### Vorliegender Text
* * *

Ich habe heute lange überlegt, dass Thema zur Flut unzähliger Menschen auf den europäischen Kontinent überhaupt aufzugreifen. Diese Flut scheint unerschöpflich, und das nicht erst seit 2015.
Ein Ende dieser Vorgänge ist nicht in Sicht.

Darum macht es auch wenig Sinn, dem Ganzen große Aufmerksamkeit zu schenken. Denn wenn schon die ö R. berichten, wird im Hintergrund bereits die nächste „Suppe“ zubereitet.
Daher nur kurz:
Heute erklangen aus einem Video die schrillend lauten Schreie von Frauen und die hilfesuchenden Rufe von einzelnen Männern. Sie klangen ängstlich, ja, nahezu verzweifelt. Und nein, es waren nicht die Schreie und Rufe von den geflüchteten Menschen, vielmehr waren es die der Einwohner des Landes, die den sogenannten Flüchtlingen Schutz bieten sollen.
Ich will das nicht weiter ausführen, die Bilder (auch im Mainstream) sprechen für sich.
Zeigen die Bilder tatsächlich das, was ich wahrnehmen muss oder soll? Tanzende, fröhlich gestimmte junge Männer, gerade auf einer kleinen Insel im Süden Europas eingetroffen, im Freudentaumel mit französischen und deutschen Mädchen, die sich hier als Helfer einbringen.
Emotionsgeladen und fehlinstrumentalisiert stürzen sich diese Mädchen auf ein Feld, dass sie vermutlich nicht mehr unbeschadet verlassen werden.

* * *

### Gegebene Daten
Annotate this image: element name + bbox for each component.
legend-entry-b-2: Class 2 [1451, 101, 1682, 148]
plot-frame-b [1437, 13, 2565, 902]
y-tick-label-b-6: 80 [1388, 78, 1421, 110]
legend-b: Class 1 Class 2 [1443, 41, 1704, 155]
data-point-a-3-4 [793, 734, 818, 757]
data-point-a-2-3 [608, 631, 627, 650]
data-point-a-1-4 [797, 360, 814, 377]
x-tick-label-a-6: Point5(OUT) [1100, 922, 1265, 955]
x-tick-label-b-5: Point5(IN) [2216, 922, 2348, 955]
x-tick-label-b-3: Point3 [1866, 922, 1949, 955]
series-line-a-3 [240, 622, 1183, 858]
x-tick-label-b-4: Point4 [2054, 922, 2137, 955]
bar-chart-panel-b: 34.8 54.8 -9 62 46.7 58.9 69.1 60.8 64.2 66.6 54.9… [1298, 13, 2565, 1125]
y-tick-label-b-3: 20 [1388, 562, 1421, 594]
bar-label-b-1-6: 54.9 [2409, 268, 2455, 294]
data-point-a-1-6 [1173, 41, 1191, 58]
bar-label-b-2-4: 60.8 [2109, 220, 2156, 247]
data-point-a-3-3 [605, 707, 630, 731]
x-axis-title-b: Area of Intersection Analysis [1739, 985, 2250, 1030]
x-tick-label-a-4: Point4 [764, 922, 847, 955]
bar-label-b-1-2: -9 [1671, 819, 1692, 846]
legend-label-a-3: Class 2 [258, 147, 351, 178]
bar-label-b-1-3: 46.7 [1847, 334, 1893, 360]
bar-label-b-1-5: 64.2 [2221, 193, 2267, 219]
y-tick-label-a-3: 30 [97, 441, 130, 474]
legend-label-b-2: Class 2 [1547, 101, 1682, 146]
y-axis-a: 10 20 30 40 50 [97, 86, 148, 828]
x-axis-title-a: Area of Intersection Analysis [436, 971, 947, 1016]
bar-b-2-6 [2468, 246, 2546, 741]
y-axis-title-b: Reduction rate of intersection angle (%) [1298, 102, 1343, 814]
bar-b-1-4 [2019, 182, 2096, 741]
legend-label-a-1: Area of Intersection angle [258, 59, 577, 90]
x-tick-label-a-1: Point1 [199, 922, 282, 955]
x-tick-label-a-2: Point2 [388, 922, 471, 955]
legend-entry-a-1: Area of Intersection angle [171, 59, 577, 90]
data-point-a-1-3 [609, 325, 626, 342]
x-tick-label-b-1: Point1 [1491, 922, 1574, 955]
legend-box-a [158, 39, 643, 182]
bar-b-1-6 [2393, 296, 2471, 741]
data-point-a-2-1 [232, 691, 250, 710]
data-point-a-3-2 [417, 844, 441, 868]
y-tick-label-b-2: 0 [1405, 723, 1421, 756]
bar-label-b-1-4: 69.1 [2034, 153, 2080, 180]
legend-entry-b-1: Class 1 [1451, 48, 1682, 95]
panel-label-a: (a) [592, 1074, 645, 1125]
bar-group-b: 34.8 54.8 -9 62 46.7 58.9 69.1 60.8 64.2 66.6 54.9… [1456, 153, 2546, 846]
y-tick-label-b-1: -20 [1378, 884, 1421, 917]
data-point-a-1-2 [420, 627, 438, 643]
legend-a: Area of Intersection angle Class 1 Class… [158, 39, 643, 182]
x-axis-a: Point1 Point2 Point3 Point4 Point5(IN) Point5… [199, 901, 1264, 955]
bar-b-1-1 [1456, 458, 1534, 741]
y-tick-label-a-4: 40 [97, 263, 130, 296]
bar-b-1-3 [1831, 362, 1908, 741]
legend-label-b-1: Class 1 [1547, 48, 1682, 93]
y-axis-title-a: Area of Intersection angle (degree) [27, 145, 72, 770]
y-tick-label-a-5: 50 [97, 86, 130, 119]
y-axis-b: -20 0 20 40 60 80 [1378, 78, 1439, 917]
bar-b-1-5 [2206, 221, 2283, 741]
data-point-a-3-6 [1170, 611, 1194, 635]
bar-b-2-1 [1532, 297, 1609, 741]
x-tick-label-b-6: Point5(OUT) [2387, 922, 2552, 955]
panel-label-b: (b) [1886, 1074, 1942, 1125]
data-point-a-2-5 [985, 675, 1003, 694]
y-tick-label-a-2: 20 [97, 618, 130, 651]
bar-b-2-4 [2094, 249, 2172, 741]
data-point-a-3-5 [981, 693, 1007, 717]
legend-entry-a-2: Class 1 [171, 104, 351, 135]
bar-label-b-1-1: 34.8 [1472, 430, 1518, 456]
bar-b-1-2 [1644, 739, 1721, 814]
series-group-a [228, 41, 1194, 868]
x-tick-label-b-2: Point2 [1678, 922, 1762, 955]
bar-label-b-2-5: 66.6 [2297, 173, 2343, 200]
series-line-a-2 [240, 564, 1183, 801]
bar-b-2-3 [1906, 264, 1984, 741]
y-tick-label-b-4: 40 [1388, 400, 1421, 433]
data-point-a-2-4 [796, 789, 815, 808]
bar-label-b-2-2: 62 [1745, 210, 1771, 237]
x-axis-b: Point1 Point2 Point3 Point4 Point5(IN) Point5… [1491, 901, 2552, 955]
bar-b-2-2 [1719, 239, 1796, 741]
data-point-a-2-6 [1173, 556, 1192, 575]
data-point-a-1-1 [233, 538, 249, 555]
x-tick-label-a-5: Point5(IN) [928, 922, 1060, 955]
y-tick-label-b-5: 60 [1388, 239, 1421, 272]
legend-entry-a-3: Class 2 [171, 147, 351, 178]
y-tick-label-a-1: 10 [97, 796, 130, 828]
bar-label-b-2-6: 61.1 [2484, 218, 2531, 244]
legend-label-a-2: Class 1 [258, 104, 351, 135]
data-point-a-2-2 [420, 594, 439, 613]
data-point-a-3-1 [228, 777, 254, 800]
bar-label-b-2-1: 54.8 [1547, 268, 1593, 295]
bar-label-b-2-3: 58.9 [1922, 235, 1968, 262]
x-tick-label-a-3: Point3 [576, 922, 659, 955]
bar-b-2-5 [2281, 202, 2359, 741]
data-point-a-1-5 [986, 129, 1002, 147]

* * *

### Aufgaben
#1 Schreiben Sie aus dem Text zur Migration nach Europa die Passage von „Ich habe heute“ bis einschließlich „Schutz bieten sollen.“ wortgetreu ab.
#2 Bitte setzen Sie den Text zur Migration nach Europa im Anschluss an seinen letzten Satz fort.

### Antworten nach Nummer
#1
Ich habe heute lange überlegt, dass Thema zur Flut unzähliger Menschen auf den europäischen Kontinent überhaupt aufzugreifen. Diese Flut scheint unerschöpflich, und das nicht erst seit 2015.
Ein Ende dieser Vorgänge ist nicht in Sicht.

Darum macht es auch wenig Sinn, dem Ganzen große Aufmerksamkeit zu schenken. Denn wenn schon die ö R. berichten, wird im Hintergrund bereits die nächste „Suppe“ zubereitet.
Daher nur kurz:
Heute erklangen aus einem Video die schrillend lauten Schreie von Frauen und die hilfesuchenden Rufe von einzelnen Männern. Sie klangen ängstlich, ja, nahezu verzweifelt. Und nein, es waren nicht die Schreie und Rufe von den geflüchteten Menschen, vielmehr waren es die der Einwohner des Landes, die den sogenannten Flüchtlingen Schutz bieten sollen.

#2
Auf der anderen Seite, völlig überforderte Polizisten, die diese vielen „geflüchteten“ Männer kaum noch unter Kontrolle bringen können.
Außer Kontrolle waren gestern auch die Männer des sogenannten Eritrea-Festivals in Stuttgart. Dort flogen Steine, Flaschen und Holzlatten auf Polizisten, mehr als zwei Dutzend wurden verletzt.
Mit dem Wissen, unter welchen schrecklichen Bedingungen, unsere Eltern und Großeltern damals nach 1945 geflüchtet / vertrieben worden sind, – in einer Zeit, die noch nicht einmal mehr mit dem Kriegsgeschehen in Verbindung gebracht werden kann, lässt sich meine persönliche Gefühlslage gerade nur schwer beschreiben.
Es ist die Fortführung einer unglaublichen Verhöhnung des deutschen Volkes.









Das Feld des Unrechts kennt keine Grenzen, es breitet sich immer weiter aus, um alles Ursprüngliche niederzuwalzen. Wir sollten auf der Hut sein, vor allem vor einer suggerierten Solidarität und Einigkeit der europäischen Union.